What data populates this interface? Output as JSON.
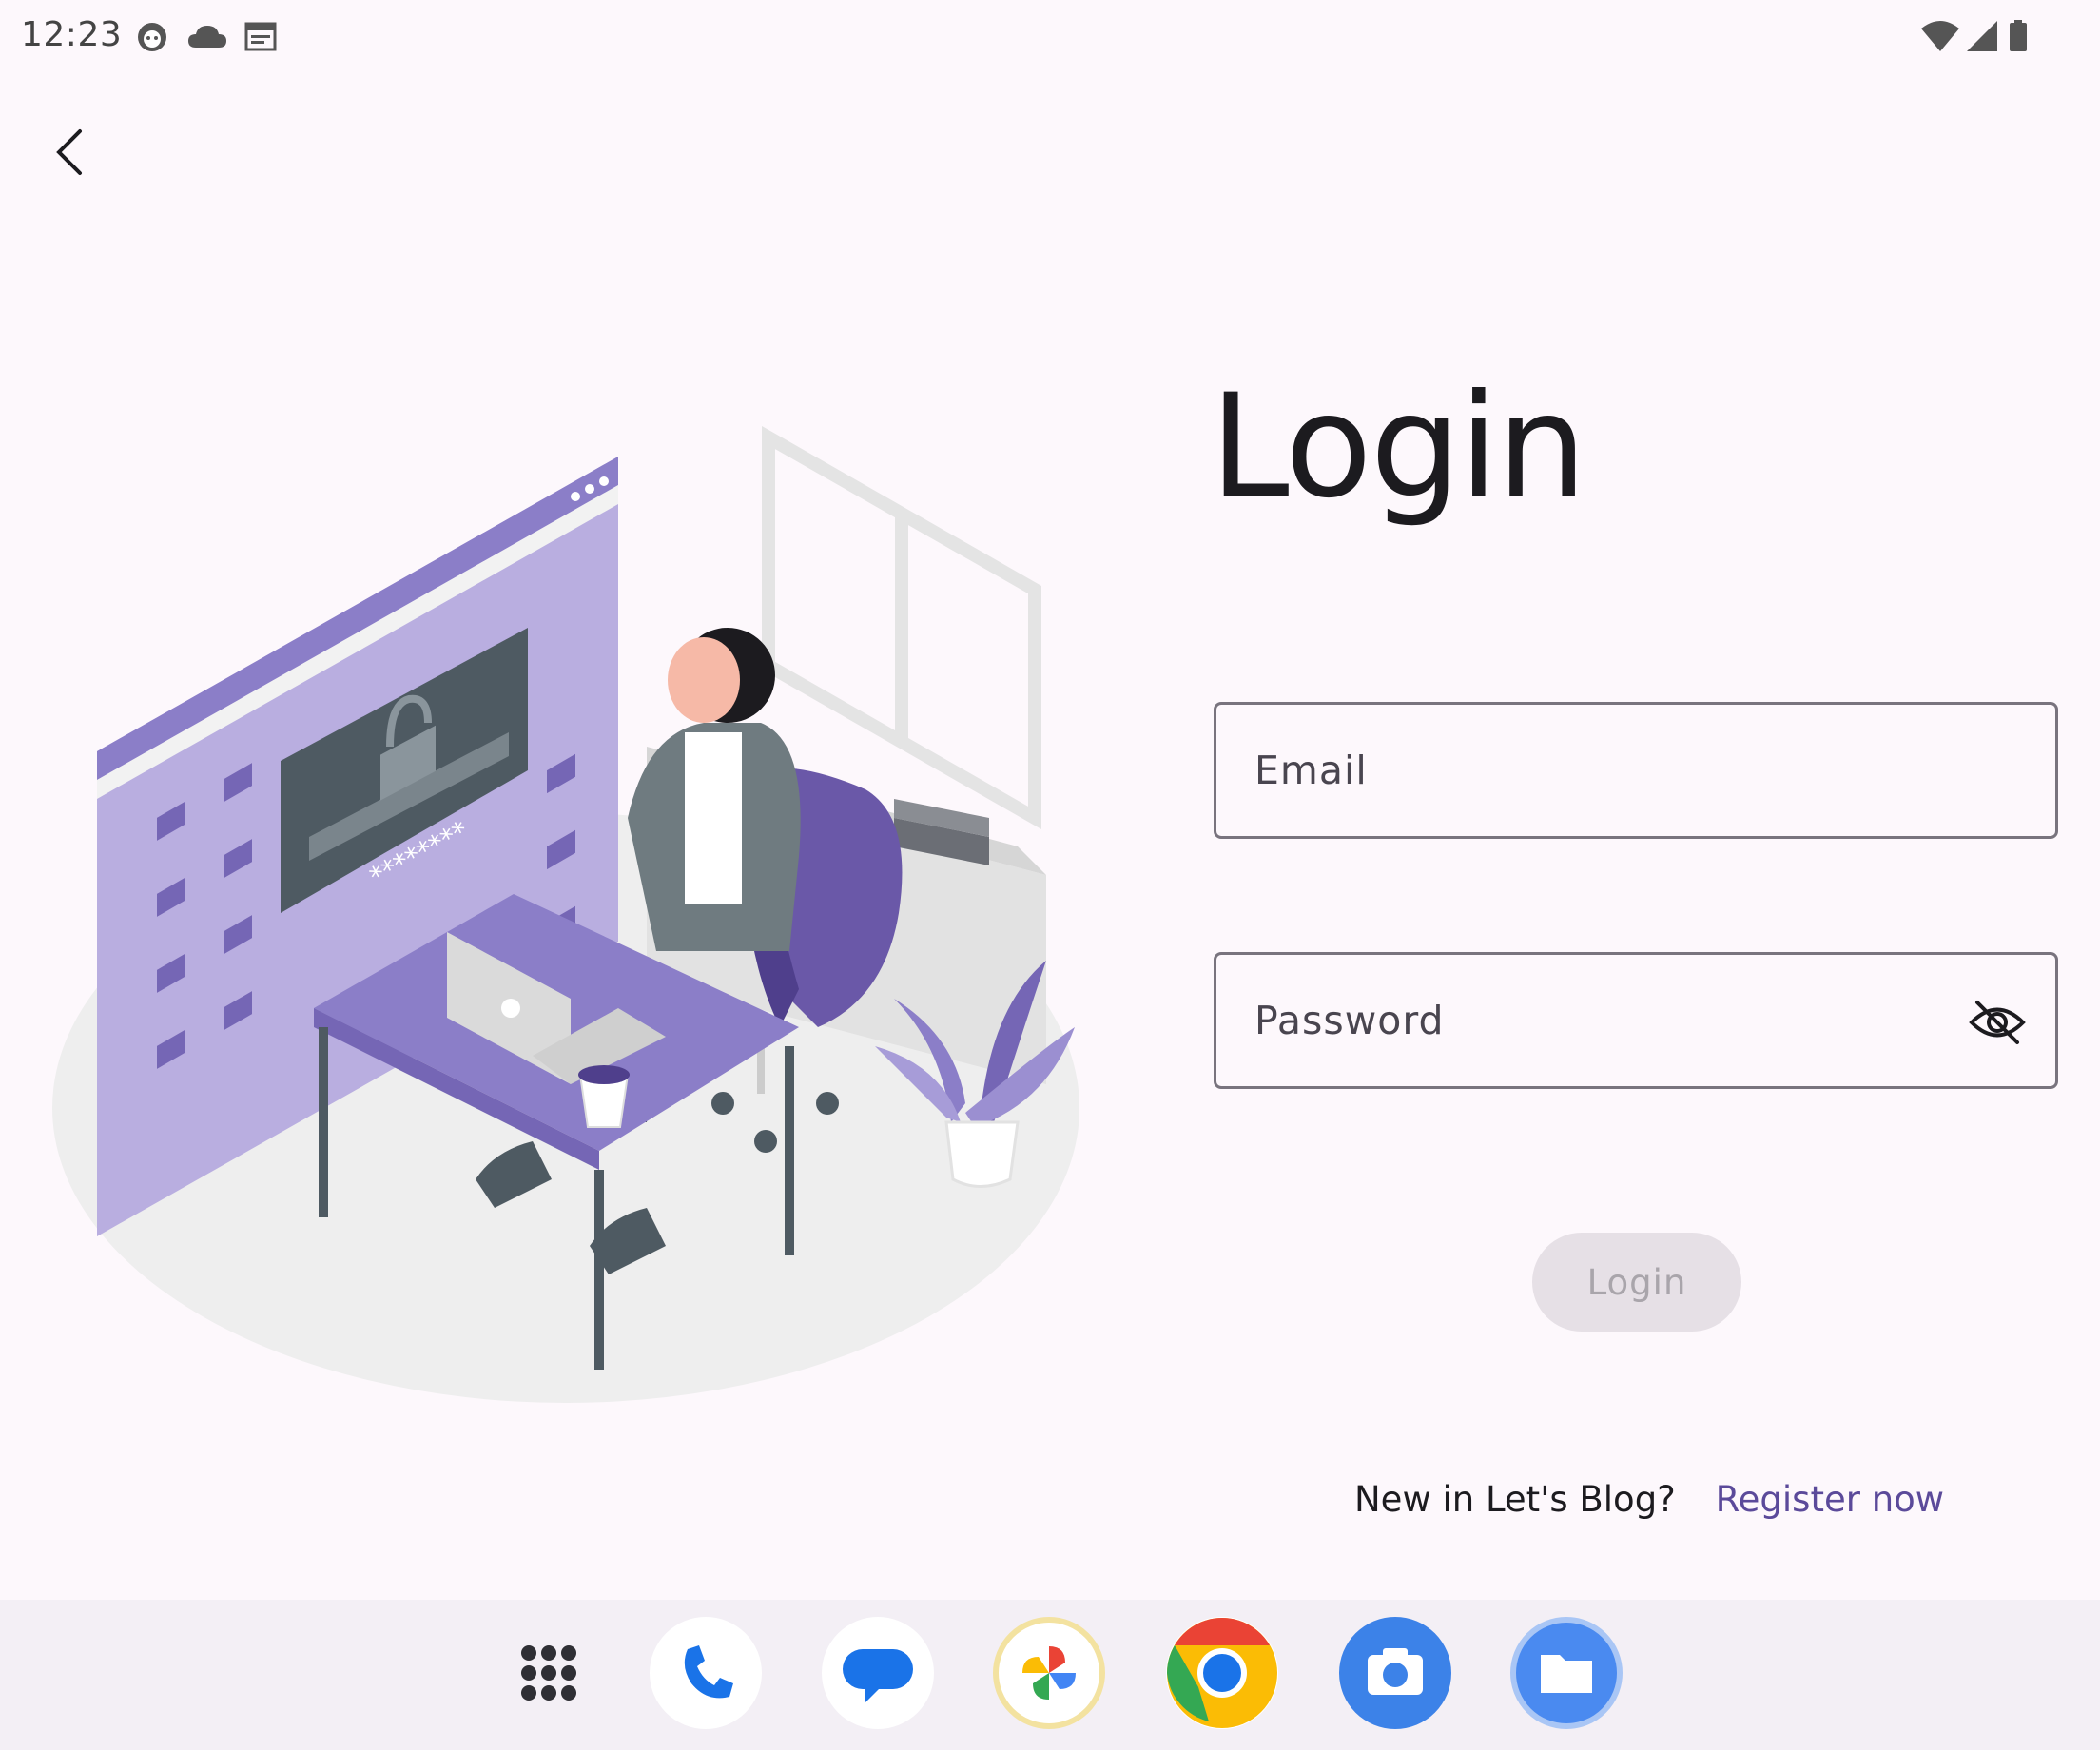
{
  "status_bar": {
    "time": "12:23",
    "left_icons": [
      "face-notification-icon",
      "cloud-icon",
      "calendar-icon"
    ],
    "right_icons": [
      "wifi-icon",
      "cell-signal-icon",
      "battery-icon"
    ]
  },
  "toolbar": {
    "back_icon": "back-arrow-icon"
  },
  "login": {
    "title": "Login",
    "email_label": "Email",
    "password_label": "Password",
    "password_visibility_icon": "eye-off-icon",
    "submit_label": "Login",
    "register_prompt": "New in Let's Blog?",
    "register_link": "Register now"
  },
  "illustration": {
    "password_mask": "********"
  },
  "dock": {
    "apps": [
      "app-drawer-icon",
      "phone-icon",
      "messages-icon",
      "photos-icon",
      "chrome-icon",
      "camera-icon",
      "files-icon"
    ]
  },
  "colors": {
    "background": "#fdf8fc",
    "accent": "#5b4a9a",
    "outline": "#79747e",
    "disabled_button": "#e6e0e6",
    "illustration_purple": "#8b7ec8"
  }
}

• • •

> **Instructions for the task**: Set each line of the records down exactly, leaving every picture out.

> **Written solution**:
What data populates this interface? Output as JSON.
{
  "status_bar": {
    "time": "12:23",
    "left_icons": [
      "face-notification-icon",
      "cloud-icon",
      "calendar-icon"
    ],
    "right_icons": [
      "wifi-icon",
      "cell-signal-icon",
      "battery-icon"
    ]
  },
  "toolbar": {
    "back_icon": "back-arrow-icon"
  },
  "login": {
    "title": "Login",
    "email_label": "Email",
    "password_label": "Password",
    "password_visibility_icon": "eye-off-icon",
    "submit_label": "Login",
    "register_prompt": "New in Let's Blog?",
    "register_link": "Register now"
  },
  "illustration": {
    "password_mask": "********"
  },
  "dock": {
    "apps": [
      "app-drawer-icon",
      "phone-icon",
      "messages-icon",
      "photos-icon",
      "chrome-icon",
      "camera-icon",
      "files-icon"
    ]
  },
  "colors": {
    "background": "#fdf8fc",
    "accent": "#5b4a9a",
    "outline": "#79747e",
    "disabled_button": "#e6e0e6",
    "illustration_purple": "#8b7ec8"
  }
}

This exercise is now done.